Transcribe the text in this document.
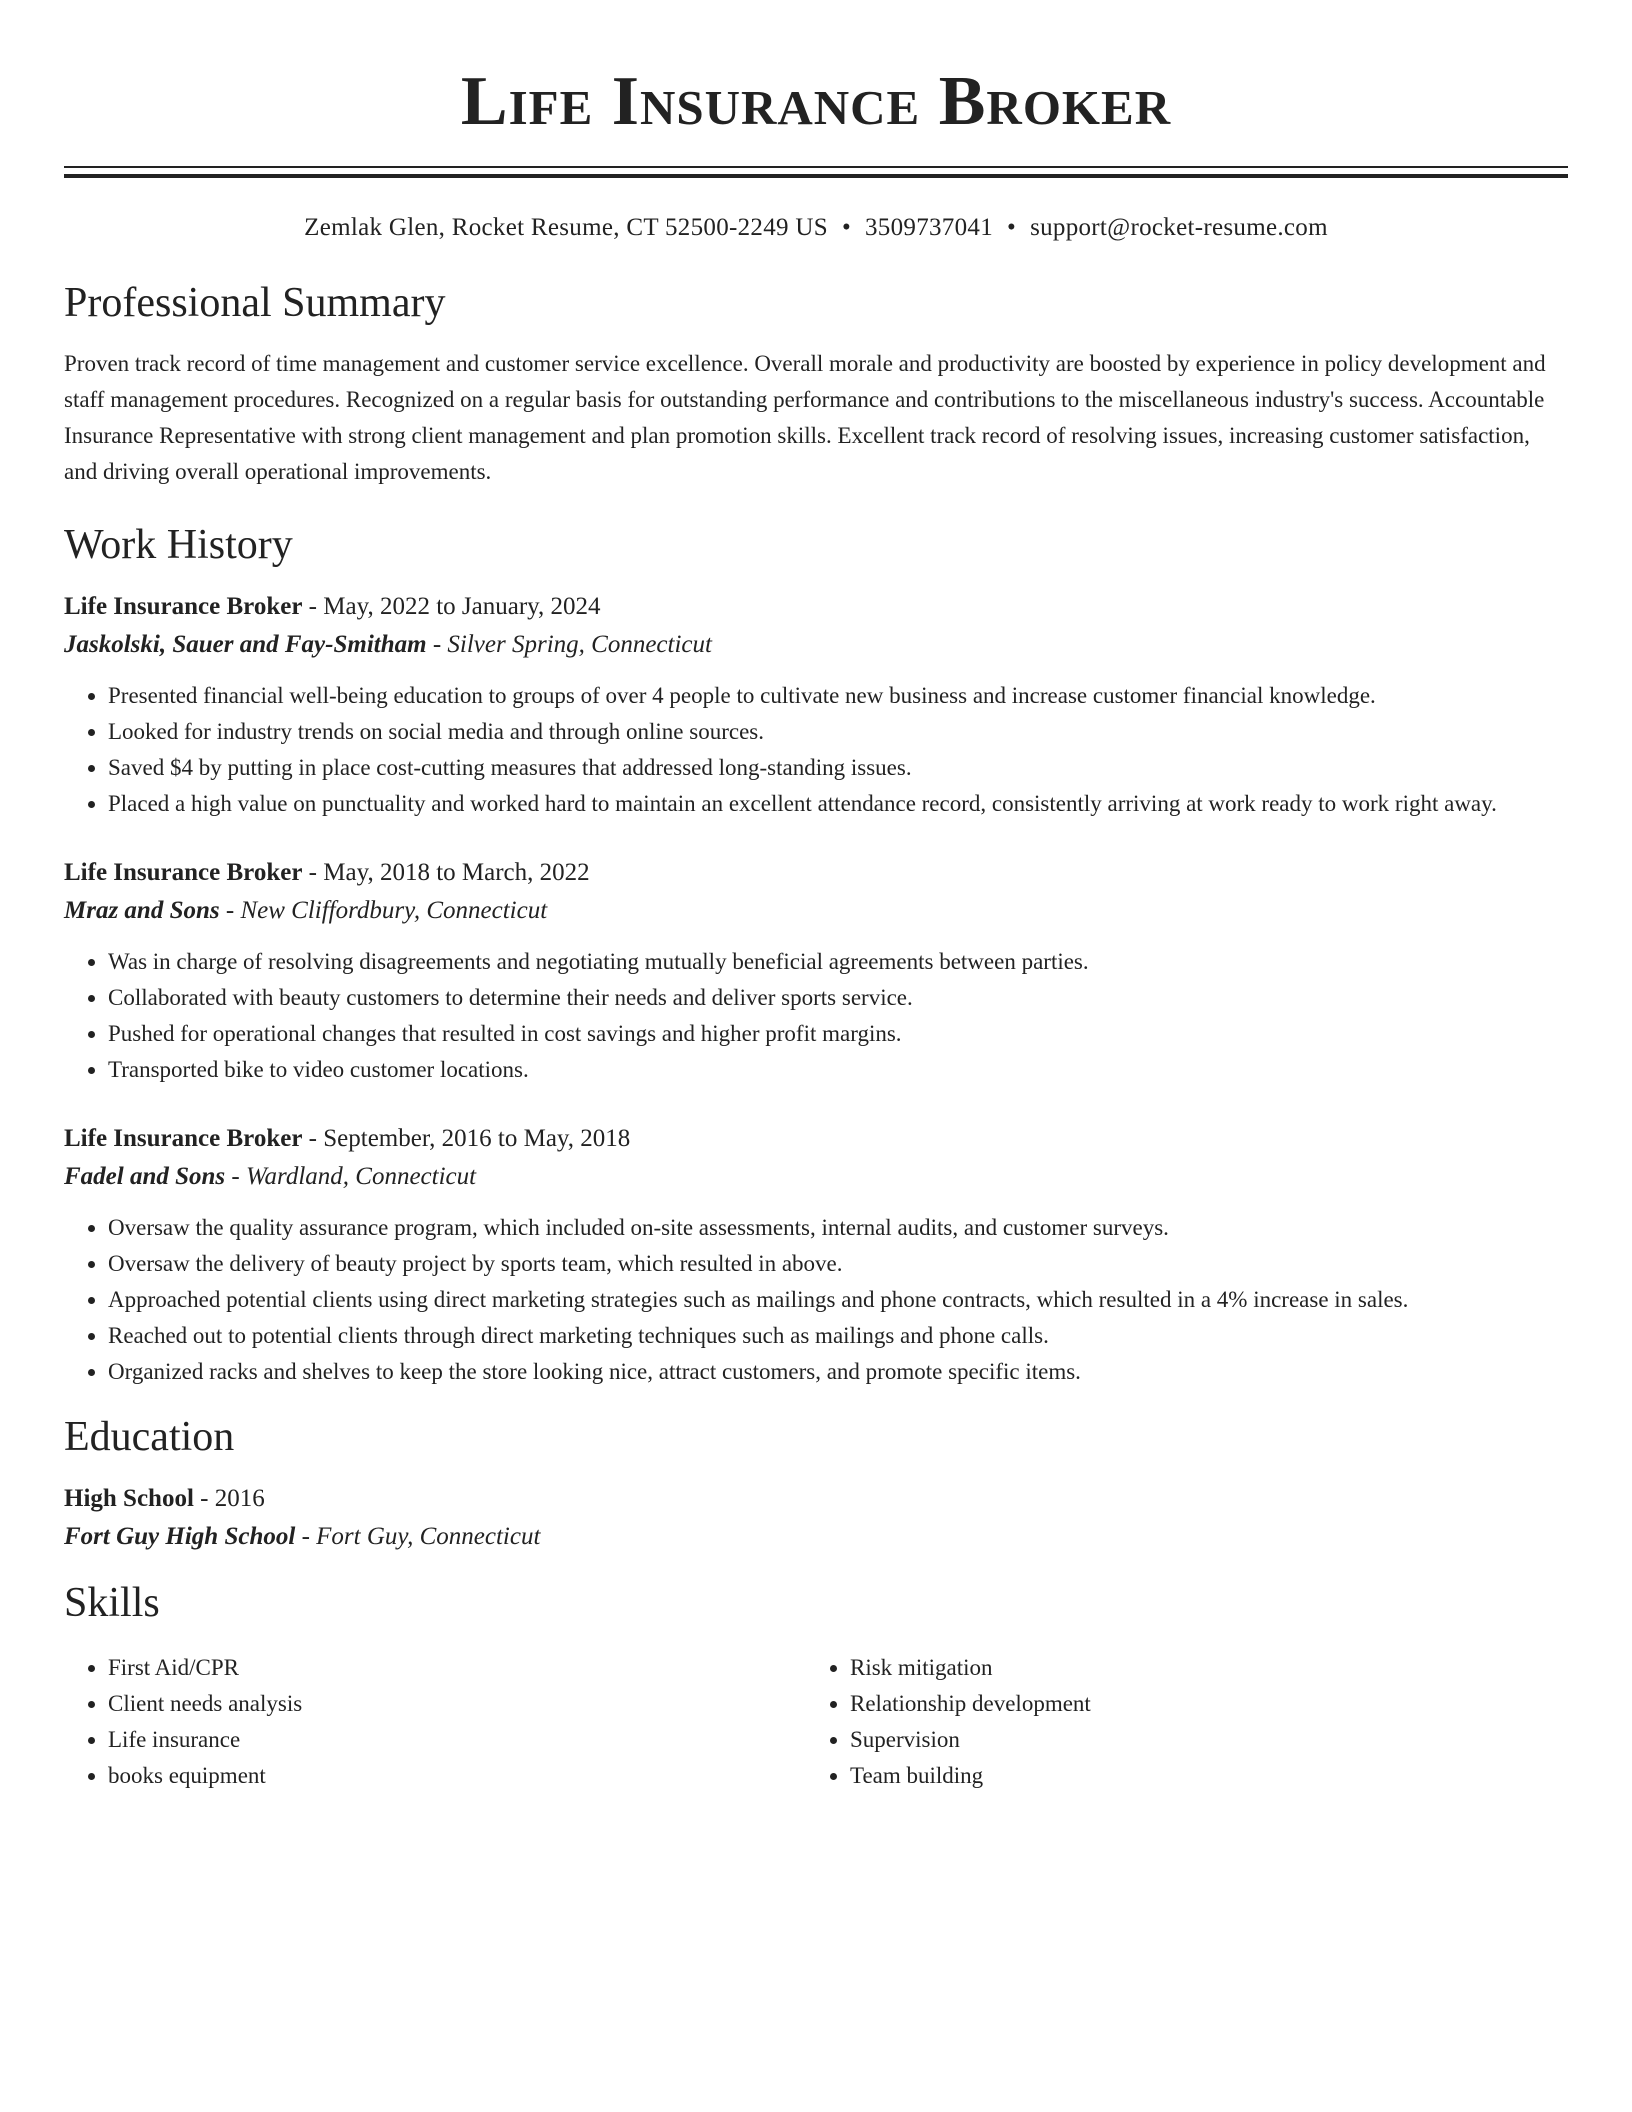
Life Insurance Broker
Zemlak Glen, Rocket Resume, CT 52500-2249 US • 3509737041 • support@rocket-resume.com
Professional Summary
Proven track record of time management and customer service excellence. Overall morale and productivity are boosted by experience in policy development and staff management procedures. Recognized on a regular basis for outstanding performance and contributions to the miscellaneous industry's success. Accountable Insurance Representative with strong client management and plan promotion skills. Excellent track record of resolving issues, increasing customer satisfaction, and driving overall operational improvements.
Work History
Life Insurance Broker - May, 2022 to January, 2024
Jaskolski, Sauer and Fay-Smitham - Silver Spring, Connecticut
• Presented financial well-being education to groups of over 4 people to cultivate new business and increase customer financial knowledge.
• Looked for industry trends on social media and through online sources.
• Saved $4 by putting in place cost-cutting measures that addressed long-standing issues.
• Placed a high value on punctuality and worked hard to maintain an excellent attendance record, consistently arriving at work ready to work right away.
Life Insurance Broker - May, 2018 to March, 2022
Mraz and Sons - New Cliffordbury, Connecticut
• Was in charge of resolving disagreements and negotiating mutually beneficial agreements between parties.
• Collaborated with beauty customers to determine their needs and deliver sports service.
• Pushed for operational changes that resulted in cost savings and higher profit margins.
• Transported bike to video customer locations.
Life Insurance Broker - September, 2016 to May, 2018
Fadel and Sons - Wardland, Connecticut
• Oversaw the quality assurance program, which included on-site assessments, internal audits, and customer surveys.
• Oversaw the delivery of beauty project by sports team, which resulted in above.
• Approached potential clients using direct marketing strategies such as mailings and phone contracts, which resulted in a 4% increase in sales.
• Reached out to potential clients through direct marketing techniques such as mailings and phone calls.
• Organized racks and shelves to keep the store looking nice, attract customers, and promote specific items.
Education
High School - 2016
Fort Guy High School - Fort Guy, Connecticut
Skills
• First Aid/CPR
• Client needs analysis
• Life insurance
• books equipment
• Risk mitigation
• Relationship development
• Supervision
• Team building
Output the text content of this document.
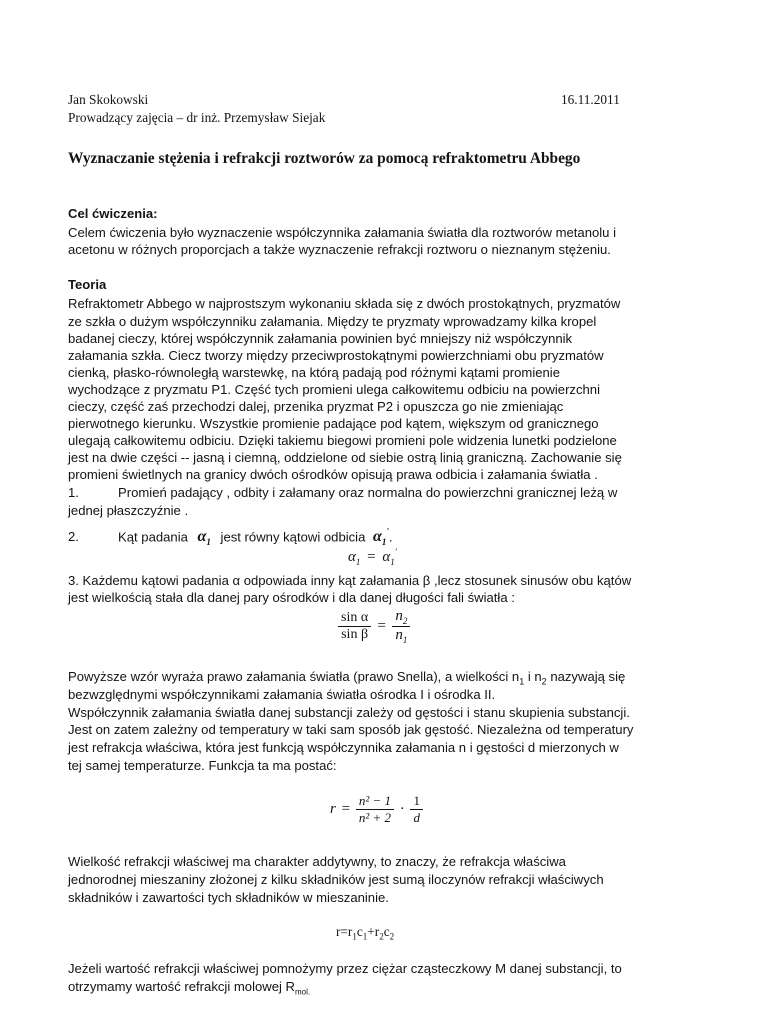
Jan Skokowski	16.11.2011
Prowadzący zajęcia – dr inż. Przemysław Siejak
Wyznaczanie stężenia i refrakcji roztworów za pomocą refraktometru Abbego
Cel ćwiczenia:
Celem ćwiczenia było wyznaczenie współczynnika załamania światła dla roztworów metanolu i
acetonu w różnych proporcjach a także wyznaczenie refrakcji roztworu o nieznanym stężeniu.
Teoria
Refraktometr Abbego w najprostszym wykonaniu składa się z dwóch prostokątnych, pryzmatów
ze szkła o dużym współczynniku załamania. Między te pryzmaty wprowadzamy kilka kropel
badanej cieczy, której współczynnik załamania powinien być mniejszy niż współczynnik
załamania szkła. Ciecz tworzy między przeciwprostokątnymi powierzchniami obu pryzmatów
cienką, płasko-równoległą warstewkę, na którą padają pod różnymi kątami promienie
wychodzące z pryzmatu P1. Część tych promieni ulega całkowitemu odbiciu na powierzchni
cieczy, część zaś przechodzi dalej, przenika pryzmat P2 i opuszcza go nie zmieniając
pierwotnego kierunku. Wszystkie promienie padające pod kątem, większym od granicznego
ulegają całkowitemu odbiciu. Dzięki takiemu biegowi promieni pole widzenia lunetki podzielone
jest na dwie części -- jasną i ciemną, oddzielone od siebie ostrą linią graniczną. Zachowanie się
promieni świetlnych na granicy dwóch ośrodków opisują prawa odbicia i załamania światła .
1.	Promień padający , odbity i załamany oraz normalna do powierzchni granicznej leżą w
jednej płaszczyźnie .
2.	Kąt padania $\alpha_1$ jest równy kątowi odbicia $\alpha_1'$.
$\alpha_1 = \alpha_1'$
3. Każdemu kątowi padania α odpowiada inny kąt załamania β ,lecz stosunek sinusów obu kątów
jest wielkością stała dla danej pary ośrodków i dla danej długości fali światła :
$\frac{\text{sin α}}{\text{sin β}} = \frac{n_2}{n_1}$
Powyższe wzór wyraża prawo załamania światła (prawo Snella), a wielkości $n_1$ i $n_2$ nazywają się
bezwzględnymi współczynnikami załamania światła ośrodka I i ośrodka II.
Współczynnik załamania światła danej substancji zależy od gęstości i stanu skupienia substancji.
Jest on zatem zależny od temperatury w taki sam sposób jak gęstość. Niezależna od temperatury
jest refrakcja właściwa, która jest funkcją współczynnika załamania n i gęstości d mierzonych w
tej samej temperaturze. Funkcja ta ma postać:
$r = \frac{\text{n² − 1}}{\text{n² + 2}} \cdot \frac{1}{d}$
Wielkość refrakcji właściwej ma charakter addytywny, to znaczy, że refrakcja właściwa
jednorodnej mieszaniny złożonej z kilku składników jest sumą iloczynów refrakcji właściwych
składników i zawartości tych składników w mieszaninie.
$r=r_1c_1+r_2c_2$
Jeżeli wartość refrakcji właściwej pomnożymy przez ciężar cząsteczkowy M danej substancji, to
otrzymamy wartość refrakcji molowej $R_{mol.}$
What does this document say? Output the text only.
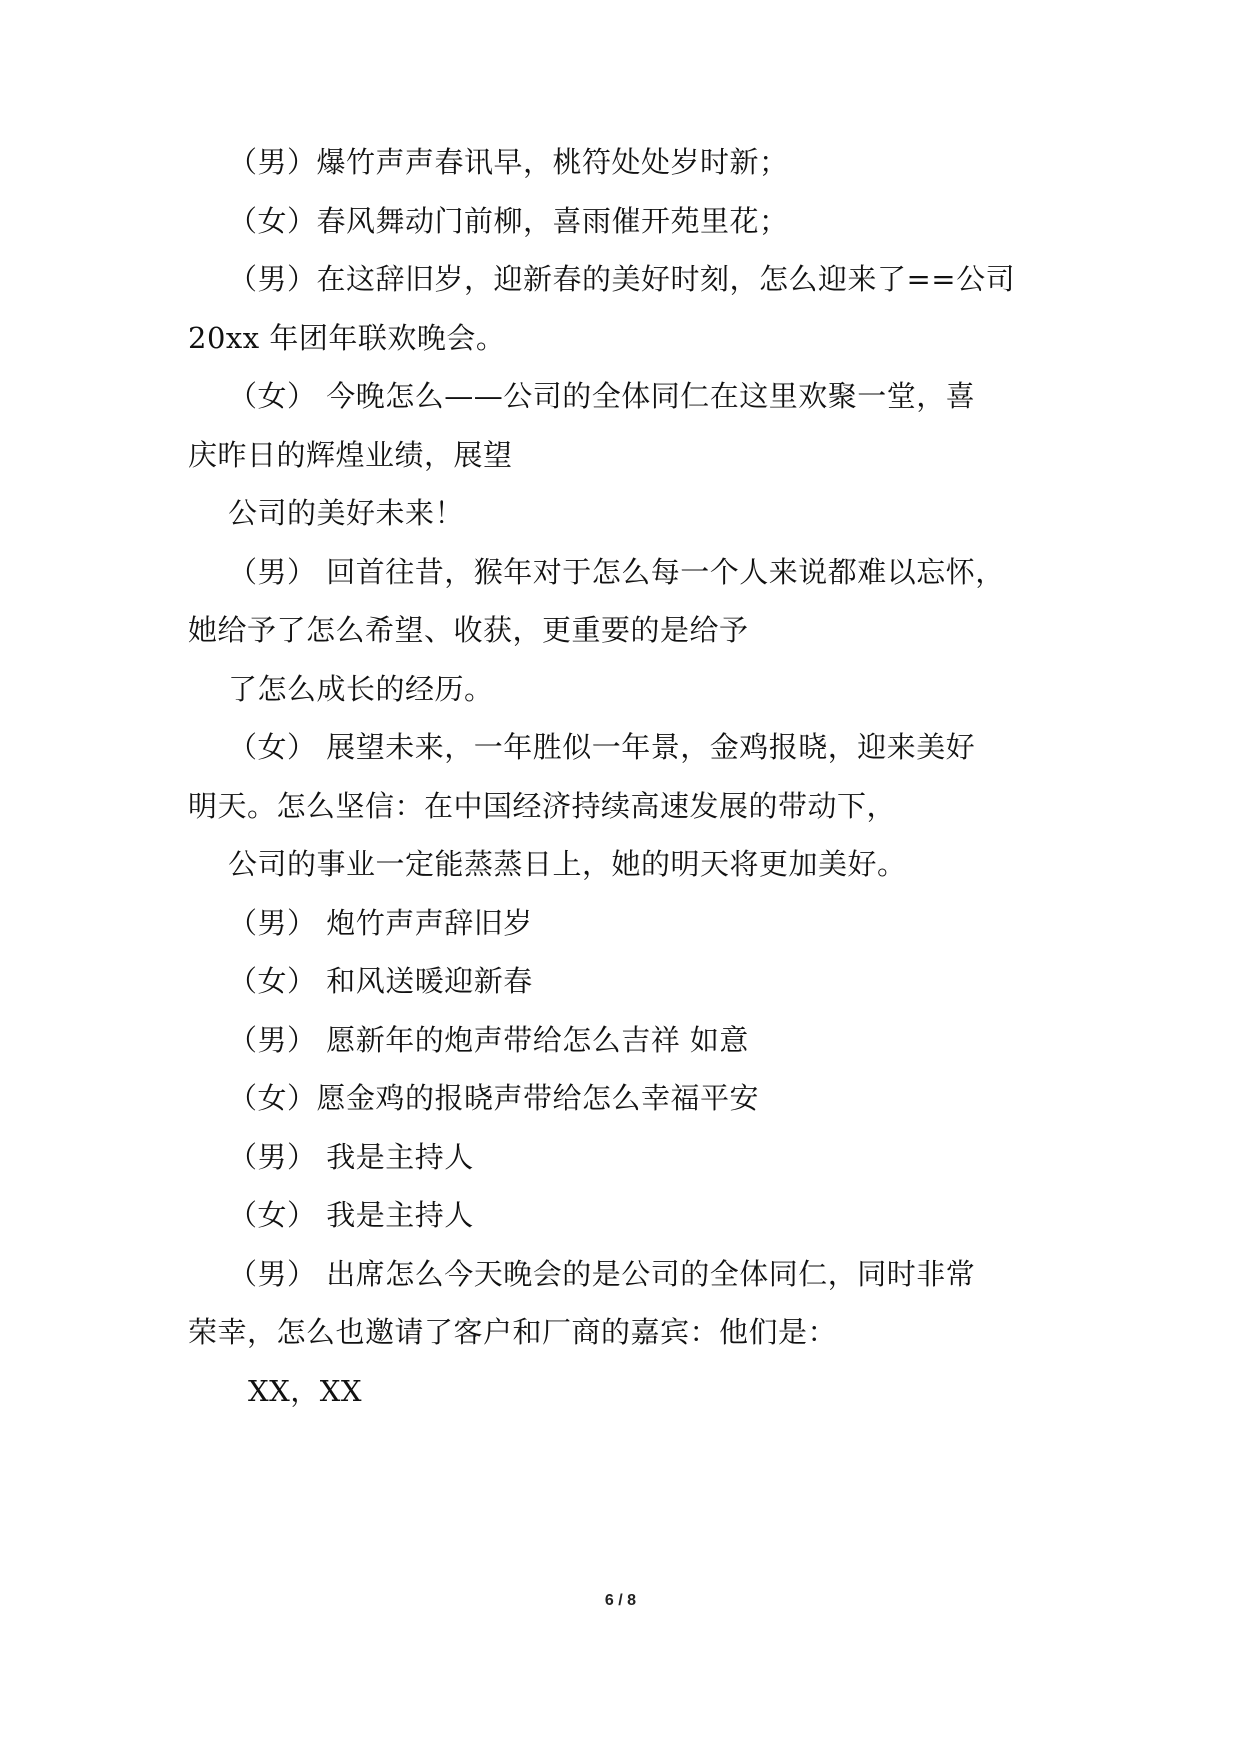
（男）爆竹声声春讯早，桃符处处岁时新；
（女）春风舞动门前柳，喜雨催开苑里花；
（男）在这辞旧岁，迎新春的美好时刻，怎么迎来了==公司
20xx 年团年联欢晚会。
（女） 今晚怎么——公司的全体同仁在这里欢聚一堂，喜
庆昨日的辉煌业绩，展望
公司的美好未来！
（男） 回首往昔，猴年对于怎么每一个人来说都难以忘怀，
她给予了怎么希望、收获，更重要的是给予
了怎么成长的经历。
（女） 展望未来，一年胜似一年景，金鸡报晓，迎来美好
明天。怎么坚信：在中国经济持续高速发展的带动下，
公司的事业一定能蒸蒸日上，她的明天将更加美好。
（男） 炮竹声声辞旧岁
（女） 和风送暖迎新春
（男） 愿新年的炮声带给怎么吉祥 如意
（女）愿金鸡的报晓声带给怎么幸福平安
（男） 我是主持人
（女） 我是主持人
（男） 出席怎么今天晚会的是公司的全体同仁，同时非常
荣幸，怎么也邀请了客户和厂商的嘉宾：他们是：
XX，XX
6 / 8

***

» Task description
Do not include pictures. Copy only the lines running from the line with "What does this" through the last line of the records, exactly as they appear.

» In response
What does this document say? Output the text only.
（男）爆竹声声春讯早，桃符处处岁时新；
（女）春风舞动门前柳，喜雨催开苑里花；
（男）在这辞旧岁，迎新春的美好时刻，怎么迎来了==公司
20xx 年团年联欢晚会。
（女） 今晚怎么——公司的全体同仁在这里欢聚一堂，喜
庆昨日的辉煌业绩，展望
公司的美好未来！
（男） 回首往昔，猴年对于怎么每一个人来说都难以忘怀，
她给予了怎么希望、收获，更重要的是给予
了怎么成长的经历。
（女） 展望未来，一年胜似一年景，金鸡报晓，迎来美好
明天。怎么坚信：在中国经济持续高速发展的带动下，
公司的事业一定能蒸蒸日上，她的明天将更加美好。
（男） 炮竹声声辞旧岁
（女） 和风送暖迎新春
（男） 愿新年的炮声带给怎么吉祥 如意
（女）愿金鸡的报晓声带给怎么幸福平安
（男） 我是主持人
（女） 我是主持人
（男） 出席怎么今天晚会的是公司的全体同仁，同时非常
荣幸，怎么也邀请了客户和厂商的嘉宾：他们是：
XX，XX
6 / 8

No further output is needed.